PROVIDED DATA
>>>>

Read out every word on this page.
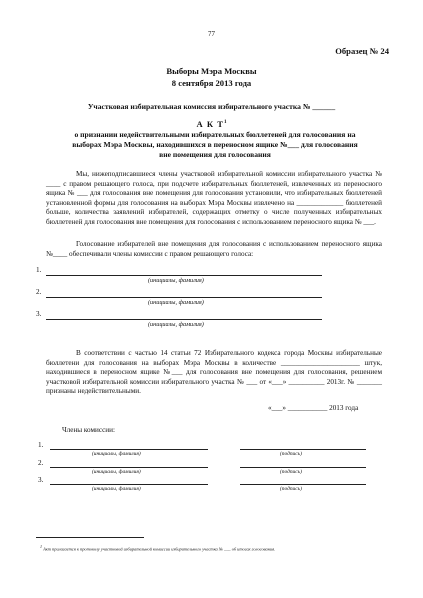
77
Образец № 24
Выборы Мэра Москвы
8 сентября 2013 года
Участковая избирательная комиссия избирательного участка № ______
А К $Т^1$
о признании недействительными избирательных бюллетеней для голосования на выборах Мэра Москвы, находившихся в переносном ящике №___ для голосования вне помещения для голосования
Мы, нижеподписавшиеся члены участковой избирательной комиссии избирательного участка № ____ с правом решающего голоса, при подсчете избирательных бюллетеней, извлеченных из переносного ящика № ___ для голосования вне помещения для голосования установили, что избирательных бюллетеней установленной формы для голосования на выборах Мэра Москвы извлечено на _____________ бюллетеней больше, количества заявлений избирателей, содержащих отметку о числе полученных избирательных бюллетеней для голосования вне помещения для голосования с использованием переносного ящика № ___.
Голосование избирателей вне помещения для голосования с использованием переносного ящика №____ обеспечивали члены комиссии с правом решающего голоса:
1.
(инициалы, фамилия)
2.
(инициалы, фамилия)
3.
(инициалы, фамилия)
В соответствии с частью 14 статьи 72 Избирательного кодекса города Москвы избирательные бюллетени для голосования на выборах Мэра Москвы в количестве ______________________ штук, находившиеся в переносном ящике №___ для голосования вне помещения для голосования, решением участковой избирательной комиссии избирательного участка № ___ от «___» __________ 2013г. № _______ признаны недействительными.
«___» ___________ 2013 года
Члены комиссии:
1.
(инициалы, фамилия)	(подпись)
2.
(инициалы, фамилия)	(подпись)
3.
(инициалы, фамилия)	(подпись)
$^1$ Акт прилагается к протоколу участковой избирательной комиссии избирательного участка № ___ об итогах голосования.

<<<<

TASK OBJECTIVE
Retype every entry verbatim and exclude the pictures from the copy.

OUTPUT
Read out every word on this page.
77
Образец № 24
Выборы Мэра Москвы
8 сентября 2013 года
Участковая избирательная комиссия избирательного участка № ______
А К $Т^1$
о признании недействительными избирательных бюллетеней для голосования на выборах Мэра Москвы, находившихся в переносном ящике №___ для голосования вне помещения для голосования
Мы, нижеподписавшиеся члены участковой избирательной комиссии избирательного участка № ____ с правом решающего голоса, при подсчете избирательных бюллетеней, извлеченных из переносного ящика № ___ для голосования вне помещения для голосования установили, что избирательных бюллетеней установленной формы для голосования на выборах Мэра Москвы извлечено на _____________ бюллетеней больше, количества заявлений избирателей, содержащих отметку о числе полученных избирательных бюллетеней для голосования вне помещения для голосования с использованием переносного ящика № ___.
Голосование избирателей вне помещения для голосования с использованием переносного ящика №____ обеспечивали члены комиссии с правом решающего голоса:
1.
(инициалы, фамилия)
2.
(инициалы, фамилия)
3.
(инициалы, фамилия)
В соответствии с частью 14 статьи 72 Избирательного кодекса города Москвы избирательные бюллетени для голосования на выборах Мэра Москвы в количестве ______________________ штук, находившиеся в переносном ящике №___ для голосования вне помещения для голосования, решением участковой избирательной комиссии избирательного участка № ___ от «___» __________ 2013г. № _______ признаны недействительными.
«___» ___________ 2013 года
Члены комиссии:
1.
(инициалы, фамилия)	(подпись)
2.
(инициалы, фамилия)	(подпись)
3.
(инициалы, фамилия)	(подпись)
$^1$ Акт прилагается к протоколу участковой избирательной комиссии избирательного участка № ___ об итогах голосования.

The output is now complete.